(Extracted data entries)

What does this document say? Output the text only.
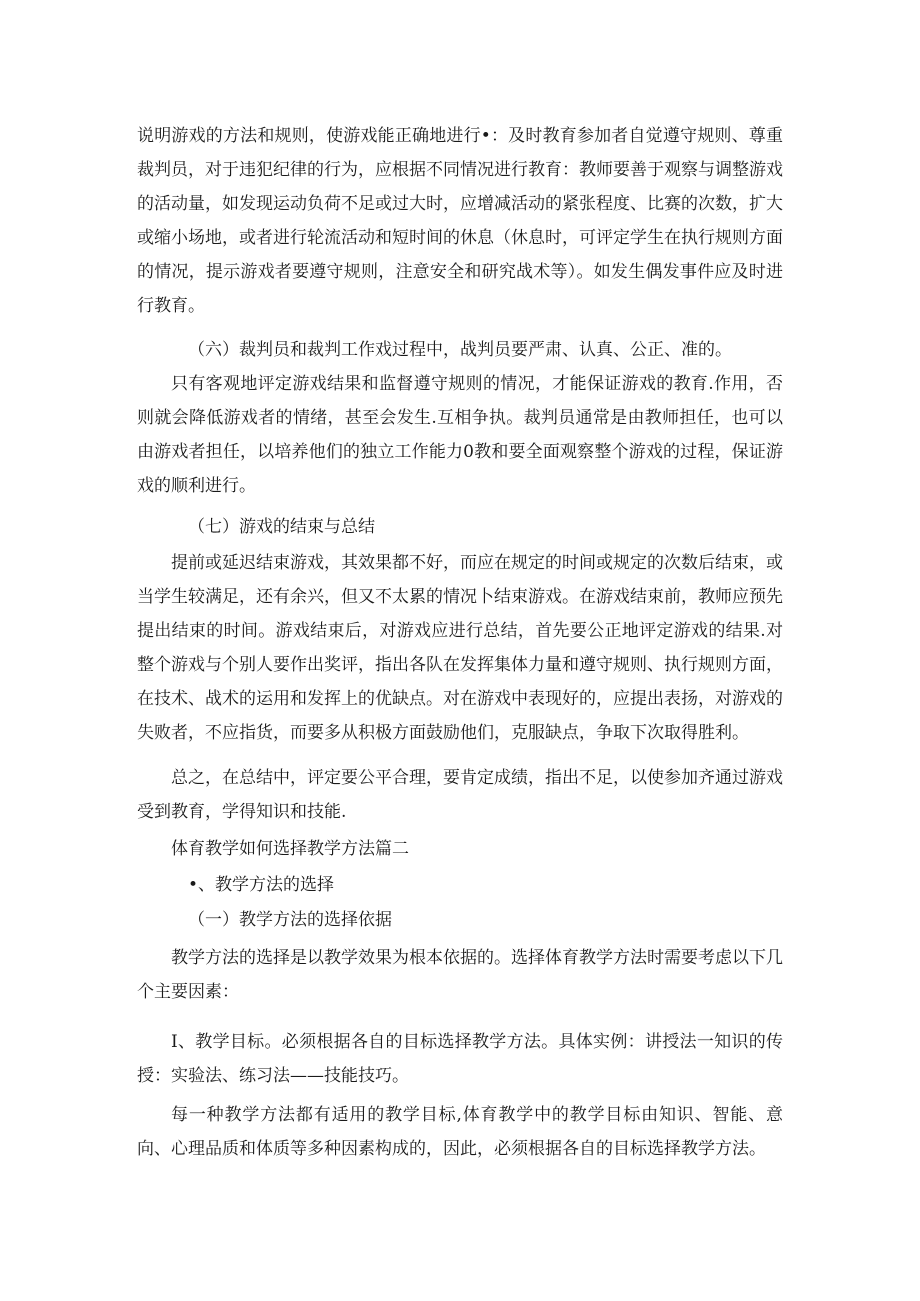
说明游戏的方法和规则，使游戏能正确地进行•：及时教育参加者自觉遵守规则、尊重裁判员，对于违犯纪律的行为，应根据不同情况进行教育：教师要善于观察与调整游戏的活动量，如发现运动负荷不足或过大时，应增减活动的紧张程度、比赛的次数，扩大或缩小场地，或者进行轮流活动和短时间的休息（休息时，可评定学生在执行规则方面的情况，提示游戏者要遵守规则，注意安全和研究战术等）。如发生偶发事件应及时进行教育。

（六）裁判员和裁判工作戏过程中，战判员要严肃、认真、公正、准的。

只有客观地评定游戏结果和监督遵守规则的情况，才能保证游戏的教育.作用，否则就会降低游戏者的情绪，甚至会发生.互相争执。裁判员通常是由教师担任，也可以由游戏者担任，以培养他们的独立工作能力0教和要全面观察整个游戏的过程，保证游戏的顺利进行。

（七）游戏的结束与总结

提前或延迟结束游戏，其效果都不好，而应在规定的时间或规定的次数后结束，或当学生较满足，还有余兴，但又不太累的情况卜结束游戏。在游戏结束前，教师应预先提出结束的时间。游戏结束后，对游戏应进行总结，首先要公正地评定游戏的结果.对整个游戏与个别人要作出奖评，指出各队在发挥集体力量和遵守规则、执行规则方面，在技术、战术的运用和发挥上的优缺点。对在游戏中表现好的，应提出表扬，对游戏的失败者，不应指货，而要多从积极方面鼓励他们，克服缺点，争取下次取得胜利。

总之，在总结中，评定要公平合理，要肯定成绩，指出不足，以使参加齐通过游戏受到教育，学得知识和技能.

体育教学如何选择教学方法篇二

•、教学方法的选择

（一）教学方法的选择依据

教学方法的选择是以教学效果为根本依据的。选择体育教学方法时需要考虑以下几个主要因素：

I、教学目标。必须根据各自的目标选择教学方法。具体实例：讲授法一知识的传授：实验法、练习法——技能技巧。

每一种教学方法都有适用的教学目标,体育教学中的教学目标由知识、智能、意向、心理品质和体质等多种因素构成的，因此，必须根据各自的目标选择教学方法。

» TO BE DONE: Transcribe all of the records above character for character. Exclude the pictures.

» SOLUTION TO THE EXERCISE:
What does this document say? Output the text only.
说明游戏的方法和规则，使游戏能正确地进行•：及时教育参加者自觉遵守规则、尊重裁判员，对于违犯纪律的行为，应根据不同情况进行教育：教师要善于观察与调整游戏的活动量，如发现运动负荷不足或过大时，应增减活动的紧张程度、比赛的次数，扩大或缩小场地，或者进行轮流活动和短时间的休息（休息时，可评定学生在执行规则方面的情况，提示游戏者要遵守规则，注意安全和研究战术等）。如发生偶发事件应及时进行教育。

（六）裁判员和裁判工作戏过程中，战判员要严肃、认真、公正、准的。

只有客观地评定游戏结果和监督遵守规则的情况，才能保证游戏的教育.作用，否则就会降低游戏者的情绪，甚至会发生.互相争执。裁判员通常是由教师担任，也可以由游戏者担任，以培养他们的独立工作能力0教和要全面观察整个游戏的过程，保证游戏的顺利进行。

（七）游戏的结束与总结

提前或延迟结束游戏，其效果都不好，而应在规定的时间或规定的次数后结束，或当学生较满足，还有余兴，但又不太累的情况卜结束游戏。在游戏结束前，教师应预先提出结束的时间。游戏结束后，对游戏应进行总结，首先要公正地评定游戏的结果.对整个游戏与个别人要作出奖评，指出各队在发挥集体力量和遵守规则、执行规则方面，在技术、战术的运用和发挥上的优缺点。对在游戏中表现好的，应提出表扬，对游戏的失败者，不应指货，而要多从积极方面鼓励他们，克服缺点，争取下次取得胜利。

总之，在总结中，评定要公平合理，要肯定成绩，指出不足，以使参加齐通过游戏受到教育，学得知识和技能.

体育教学如何选择教学方法篇二

•、教学方法的选择

（一）教学方法的选择依据

教学方法的选择是以教学效果为根本依据的。选择体育教学方法时需要考虑以下几个主要因素：

I、教学目标。必须根据各自的目标选择教学方法。具体实例：讲授法一知识的传授：实验法、练习法——技能技巧。

每一种教学方法都有适用的教学目标,体育教学中的教学目标由知识、智能、意向、心理品质和体质等多种因素构成的，因此，必须根据各自的目标选择教学方法。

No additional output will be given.